EXERCISE:
Every line from the one containing "What does this" through the end of the listing below goes in the output, exactly and without pictures.

DATA TO PROCESS:
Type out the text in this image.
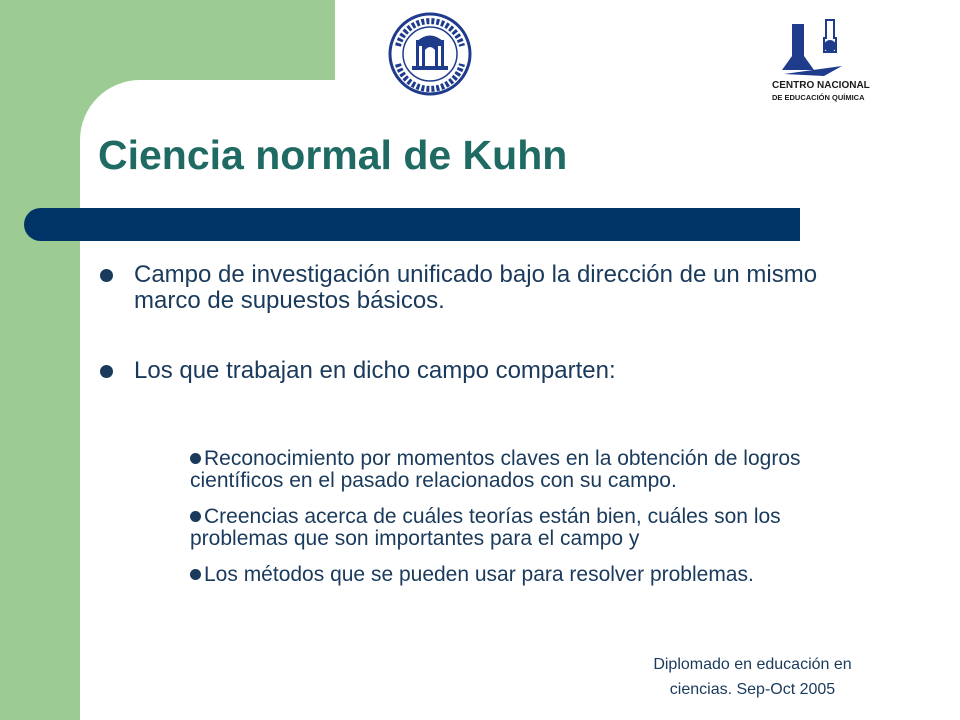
CENTRO NACIONAL
DE EDUCACIÓN QUÍMICA
Ciencia normal de Kuhn
Campo de investigación unificado bajo la dirección de un mismo marco de supuestos básicos.
Los que trabajan en dicho campo comparten:
Reconocimiento por momentos claves en la obtención de logros científicos en el pasado relacionados con su campo.
Creencias acerca de cuáles teorías están bien, cuáles son los problemas que son importantes para el campo y
Los métodos que se pueden usar para resolver problemas.
Diplomado en educación en
ciencias. Sep-Oct 2005
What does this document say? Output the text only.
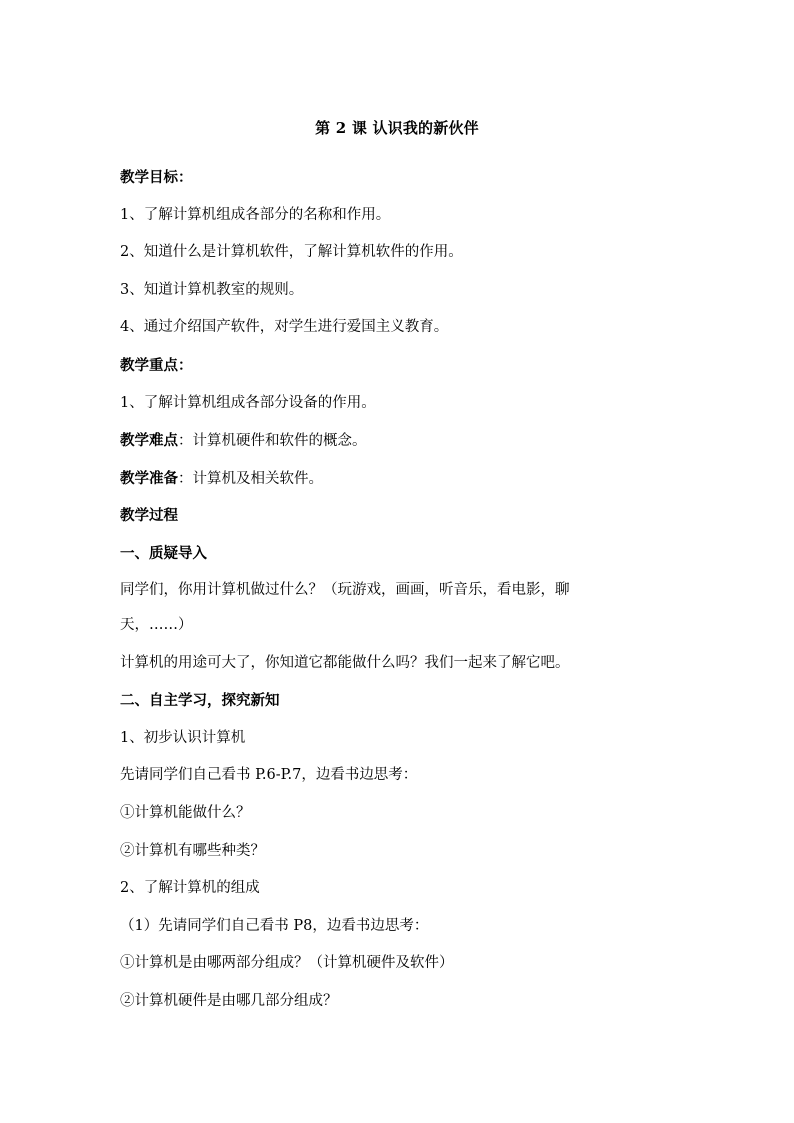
第 2 课 认识我的新伙伴
教学目标：
1、了解计算机组成各部分的名称和作用。
2、知道什么是计算机软件，了解计算机软件的作用。
3、知道计算机教室的规则。
4、通过介绍国产软件，对学生进行爱国主义教育。
教学重点：
1、了解计算机组成各部分设备的作用。
教学难点：计算机硬件和软件的概念。
教学准备：计算机及相关软件。
教学过程
一、质疑导入
同学们，你用计算机做过什么？（玩游戏，画画，听音乐，看电影，聊天，……）
计算机的用途可大了，你知道它都能做什么吗？我们一起来了解它吧。
二、自主学习，探究新知
1、初步认识计算机
先请同学们自己看书 P.6-P.7，边看书边思考：
①计算机能做什么？
②计算机有哪些种类？
2、了解计算机的组成
（1）先请同学们自己看书 P8，边看书边思考：
①计算机是由哪两部分组成？（计算机硬件及软件）
②计算机硬件是由哪几部分组成？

COMPLETE RESPONSE:
What does this document say? Output the text only.
第 2 课 认识我的新伙伴
教学目标：
1、了解计算机组成各部分的名称和作用。
2、知道什么是计算机软件，了解计算机软件的作用。
3、知道计算机教室的规则。
4、通过介绍国产软件，对学生进行爱国主义教育。
教学重点：
1、了解计算机组成各部分设备的作用。
教学难点：计算机硬件和软件的概念。
教学准备：计算机及相关软件。
教学过程
一、质疑导入
同学们，你用计算机做过什么？（玩游戏，画画，听音乐，看电影，聊天，……）
计算机的用途可大了，你知道它都能做什么吗？我们一起来了解它吧。
二、自主学习，探究新知
1、初步认识计算机
先请同学们自己看书 P.6-P.7，边看书边思考：
①计算机能做什么？
②计算机有哪些种类？
2、了解计算机的组成
（1）先请同学们自己看书 P8，边看书边思考：
①计算机是由哪两部分组成？（计算机硬件及软件）
②计算机硬件是由哪几部分组成？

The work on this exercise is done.